[Dataset rows]
▼▼▼

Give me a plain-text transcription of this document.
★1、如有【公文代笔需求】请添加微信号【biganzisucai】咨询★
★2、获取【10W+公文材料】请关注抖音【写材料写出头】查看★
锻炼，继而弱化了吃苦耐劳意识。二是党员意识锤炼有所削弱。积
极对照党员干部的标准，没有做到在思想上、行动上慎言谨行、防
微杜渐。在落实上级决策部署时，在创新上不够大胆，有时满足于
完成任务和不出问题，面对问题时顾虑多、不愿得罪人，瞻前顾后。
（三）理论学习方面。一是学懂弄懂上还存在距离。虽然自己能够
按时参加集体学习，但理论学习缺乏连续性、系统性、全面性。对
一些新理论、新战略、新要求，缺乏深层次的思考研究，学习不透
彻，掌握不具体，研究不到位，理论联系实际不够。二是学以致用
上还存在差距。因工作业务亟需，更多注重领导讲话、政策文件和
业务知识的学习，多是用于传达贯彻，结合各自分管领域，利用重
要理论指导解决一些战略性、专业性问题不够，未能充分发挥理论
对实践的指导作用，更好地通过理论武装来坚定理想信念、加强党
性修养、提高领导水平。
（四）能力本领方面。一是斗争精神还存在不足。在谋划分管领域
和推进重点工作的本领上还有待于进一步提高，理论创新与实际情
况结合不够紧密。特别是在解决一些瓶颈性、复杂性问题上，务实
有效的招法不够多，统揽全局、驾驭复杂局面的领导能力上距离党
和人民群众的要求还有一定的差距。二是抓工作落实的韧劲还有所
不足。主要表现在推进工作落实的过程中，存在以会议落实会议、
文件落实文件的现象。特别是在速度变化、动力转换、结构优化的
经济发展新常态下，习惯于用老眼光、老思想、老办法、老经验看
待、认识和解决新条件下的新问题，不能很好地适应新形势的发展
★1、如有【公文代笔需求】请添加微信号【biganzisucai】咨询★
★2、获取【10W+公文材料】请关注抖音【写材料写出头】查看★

▲▲▲

### WHAT THE TASK REQUIRES
Copy the material above back out, exactly as written.

### SOLVED PROBLEM
Give me a plain-text transcription of this document.
★1、如有【公文代笔需求】请添加微信号【biganzisucai】咨询★
★2、获取【10W+公文材料】请关注抖音【写材料写出头】查看★
锻炼，继而弱化了吃苦耐劳意识。二是党员意识锤炼有所削弱。积
极对照党员干部的标准，没有做到在思想上、行动上慎言谨行、防
微杜渐。在落实上级决策部署时，在创新上不够大胆，有时满足于
完成任务和不出问题，面对问题时顾虑多、不愿得罪人，瞻前顾后。
（三）理论学习方面。一是学懂弄懂上还存在距离。虽然自己能够
按时参加集体学习，但理论学习缺乏连续性、系统性、全面性。对
一些新理论、新战略、新要求，缺乏深层次的思考研究，学习不透
彻，掌握不具体，研究不到位，理论联系实际不够。二是学以致用
上还存在差距。因工作业务亟需，更多注重领导讲话、政策文件和
业务知识的学习，多是用于传达贯彻，结合各自分管领域，利用重
要理论指导解决一些战略性、专业性问题不够，未能充分发挥理论
对实践的指导作用，更好地通过理论武装来坚定理想信念、加强党
性修养、提高领导水平。
（四）能力本领方面。一是斗争精神还存在不足。在谋划分管领域
和推进重点工作的本领上还有待于进一步提高，理论创新与实际情
况结合不够紧密。特别是在解决一些瓶颈性、复杂性问题上，务实
有效的招法不够多，统揽全局、驾驭复杂局面的领导能力上距离党
和人民群众的要求还有一定的差距。二是抓工作落实的韧劲还有所
不足。主要表现在推进工作落实的过程中，存在以会议落实会议、
文件落实文件的现象。特别是在速度变化、动力转换、结构优化的
经济发展新常态下，习惯于用老眼光、老思想、老办法、老经验看
待、认识和解决新条件下的新问题，不能很好地适应新形势的发展
★1、如有【公文代笔需求】请添加微信号【biganzisucai】咨询★
★2、获取【10W+公文材料】请关注抖音【写材料写出头】查看★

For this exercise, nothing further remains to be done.